### Work to complete
Copy each line with the word "сливом" in it.

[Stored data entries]
********************

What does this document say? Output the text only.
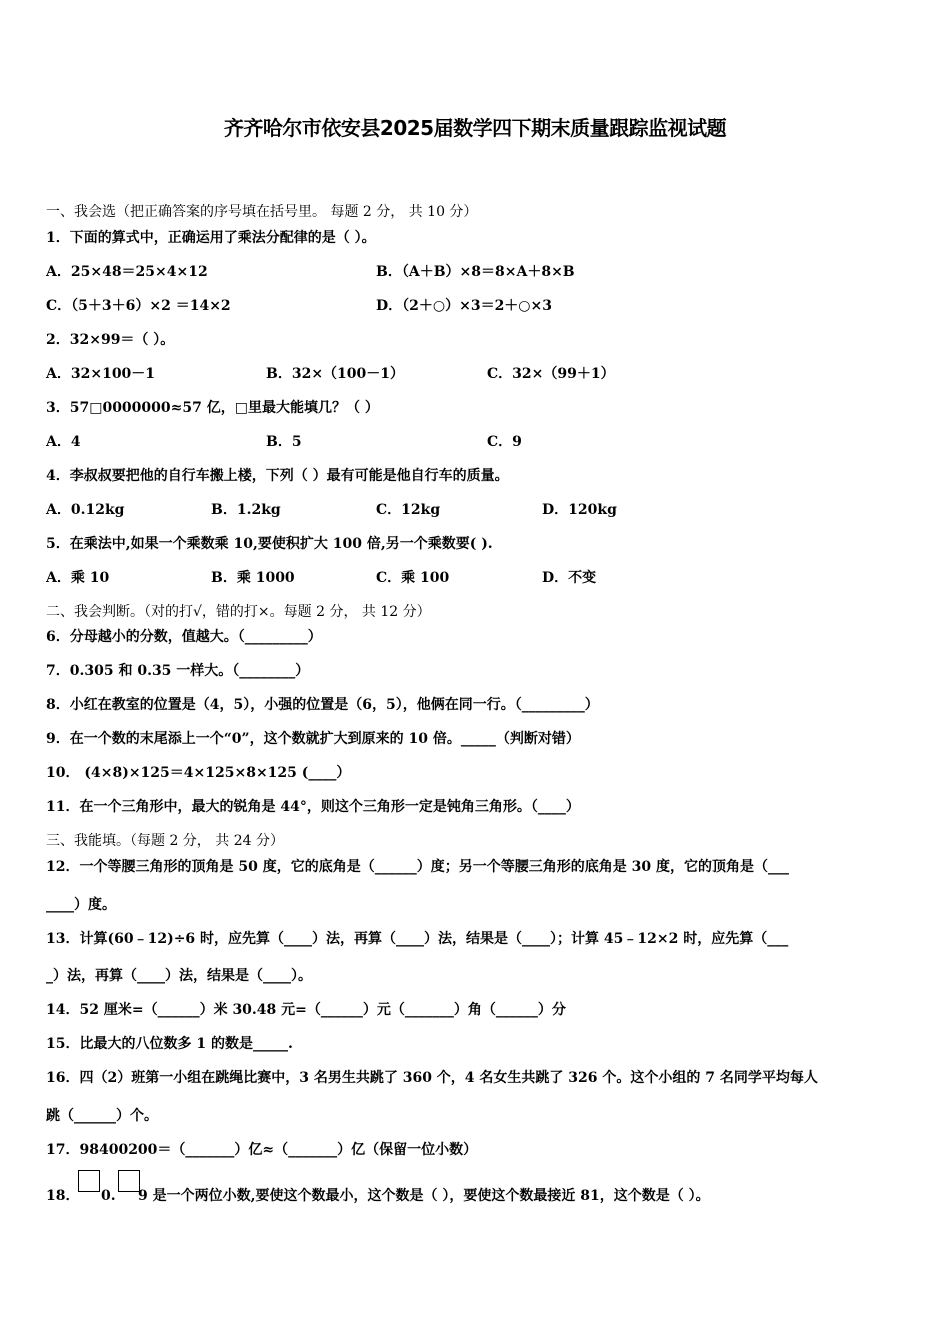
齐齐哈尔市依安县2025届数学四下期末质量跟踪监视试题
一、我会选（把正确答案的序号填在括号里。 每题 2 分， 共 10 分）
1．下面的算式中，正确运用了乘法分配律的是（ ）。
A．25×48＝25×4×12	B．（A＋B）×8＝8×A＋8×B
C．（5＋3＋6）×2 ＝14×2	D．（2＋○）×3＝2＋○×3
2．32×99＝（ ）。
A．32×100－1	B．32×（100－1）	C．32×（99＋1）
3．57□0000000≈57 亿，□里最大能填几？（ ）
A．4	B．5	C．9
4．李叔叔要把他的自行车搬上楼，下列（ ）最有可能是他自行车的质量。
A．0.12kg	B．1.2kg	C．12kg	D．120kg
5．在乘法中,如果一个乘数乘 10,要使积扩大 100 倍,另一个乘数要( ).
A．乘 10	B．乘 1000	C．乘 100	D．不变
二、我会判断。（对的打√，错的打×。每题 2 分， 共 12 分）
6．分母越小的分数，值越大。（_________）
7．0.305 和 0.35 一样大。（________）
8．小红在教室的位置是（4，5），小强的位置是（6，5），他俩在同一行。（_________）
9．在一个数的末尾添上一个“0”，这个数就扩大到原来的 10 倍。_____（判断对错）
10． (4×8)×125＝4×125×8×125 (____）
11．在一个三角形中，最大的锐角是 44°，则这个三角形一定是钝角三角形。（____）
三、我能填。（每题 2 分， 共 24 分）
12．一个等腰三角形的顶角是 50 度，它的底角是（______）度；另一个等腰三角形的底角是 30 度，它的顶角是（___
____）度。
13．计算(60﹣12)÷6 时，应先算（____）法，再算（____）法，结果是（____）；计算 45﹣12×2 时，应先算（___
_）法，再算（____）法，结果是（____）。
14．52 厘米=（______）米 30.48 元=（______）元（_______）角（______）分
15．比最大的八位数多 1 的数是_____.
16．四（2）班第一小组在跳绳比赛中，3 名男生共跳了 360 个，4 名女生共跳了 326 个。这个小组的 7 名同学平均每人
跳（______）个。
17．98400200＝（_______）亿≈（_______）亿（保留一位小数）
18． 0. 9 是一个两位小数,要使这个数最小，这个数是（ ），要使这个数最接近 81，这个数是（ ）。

********************

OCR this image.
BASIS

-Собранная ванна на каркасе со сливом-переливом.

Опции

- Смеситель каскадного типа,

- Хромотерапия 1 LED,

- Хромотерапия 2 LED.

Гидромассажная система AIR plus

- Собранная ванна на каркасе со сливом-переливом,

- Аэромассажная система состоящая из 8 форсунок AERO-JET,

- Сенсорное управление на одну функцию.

********************

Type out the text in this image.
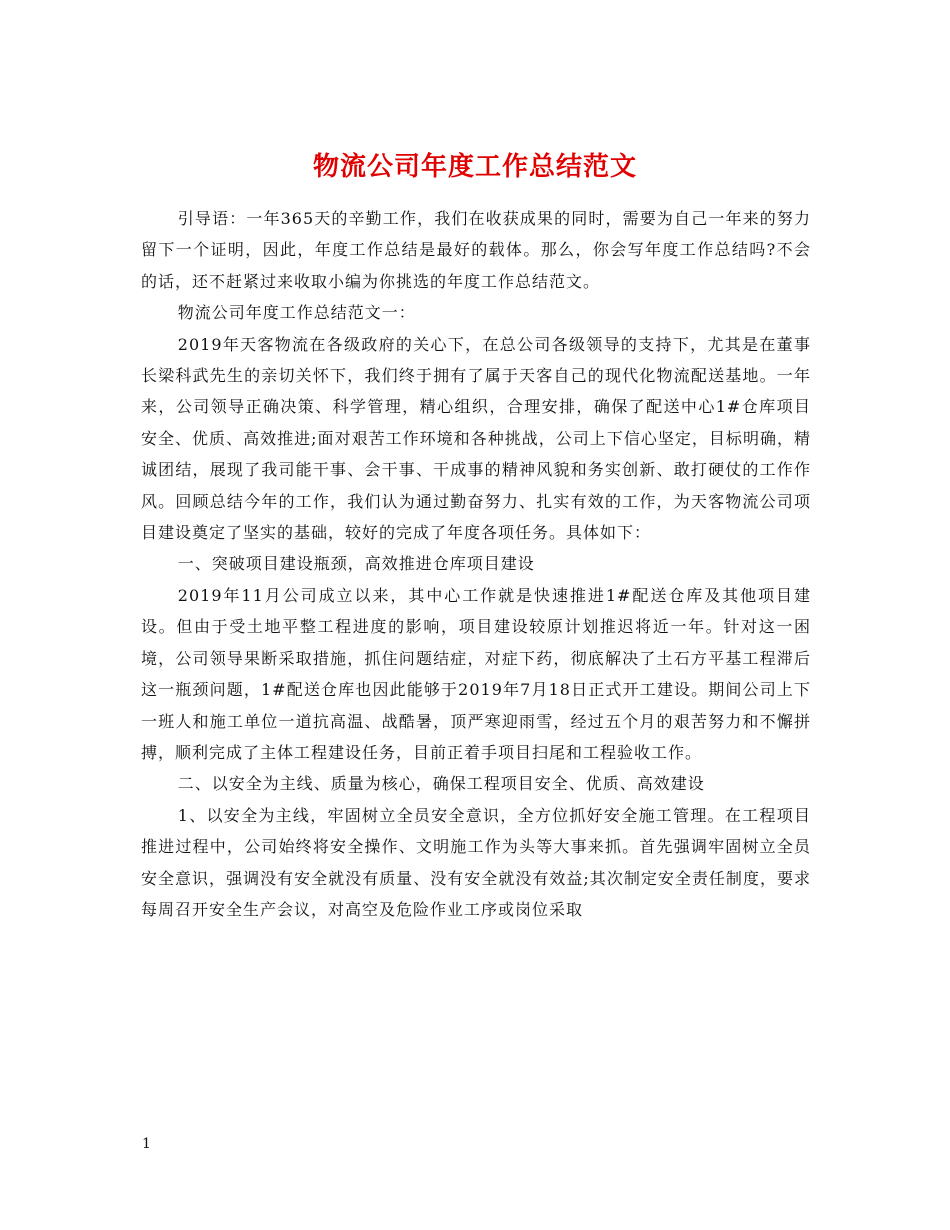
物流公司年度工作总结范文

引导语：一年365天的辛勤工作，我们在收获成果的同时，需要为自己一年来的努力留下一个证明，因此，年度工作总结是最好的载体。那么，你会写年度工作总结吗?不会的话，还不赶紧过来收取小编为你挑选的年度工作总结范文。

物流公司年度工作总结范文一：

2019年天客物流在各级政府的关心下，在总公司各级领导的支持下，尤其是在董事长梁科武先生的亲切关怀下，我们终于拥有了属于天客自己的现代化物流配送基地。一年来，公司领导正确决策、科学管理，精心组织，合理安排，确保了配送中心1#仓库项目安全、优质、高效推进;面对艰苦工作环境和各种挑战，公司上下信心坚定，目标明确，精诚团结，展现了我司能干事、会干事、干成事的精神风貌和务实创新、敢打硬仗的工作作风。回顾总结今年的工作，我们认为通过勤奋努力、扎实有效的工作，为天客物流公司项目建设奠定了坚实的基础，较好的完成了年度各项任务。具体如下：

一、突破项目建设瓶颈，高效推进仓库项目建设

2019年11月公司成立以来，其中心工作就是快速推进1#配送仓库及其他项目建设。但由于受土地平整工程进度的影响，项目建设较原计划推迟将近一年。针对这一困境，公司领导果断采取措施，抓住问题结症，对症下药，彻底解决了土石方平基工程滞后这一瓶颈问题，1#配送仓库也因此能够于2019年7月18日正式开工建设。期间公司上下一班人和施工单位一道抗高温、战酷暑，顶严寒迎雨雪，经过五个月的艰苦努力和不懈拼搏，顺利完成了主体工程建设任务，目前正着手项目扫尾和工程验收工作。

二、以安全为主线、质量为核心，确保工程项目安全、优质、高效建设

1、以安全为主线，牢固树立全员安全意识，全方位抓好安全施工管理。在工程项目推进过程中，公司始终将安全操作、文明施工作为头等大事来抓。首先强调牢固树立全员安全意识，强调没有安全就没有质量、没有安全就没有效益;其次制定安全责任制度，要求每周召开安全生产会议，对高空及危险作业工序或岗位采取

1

********************

### Exercise answer
-Собранная ванна на каркасе со сливом-переливом.
- Собранная ванна на каркасе со сливом-переливом,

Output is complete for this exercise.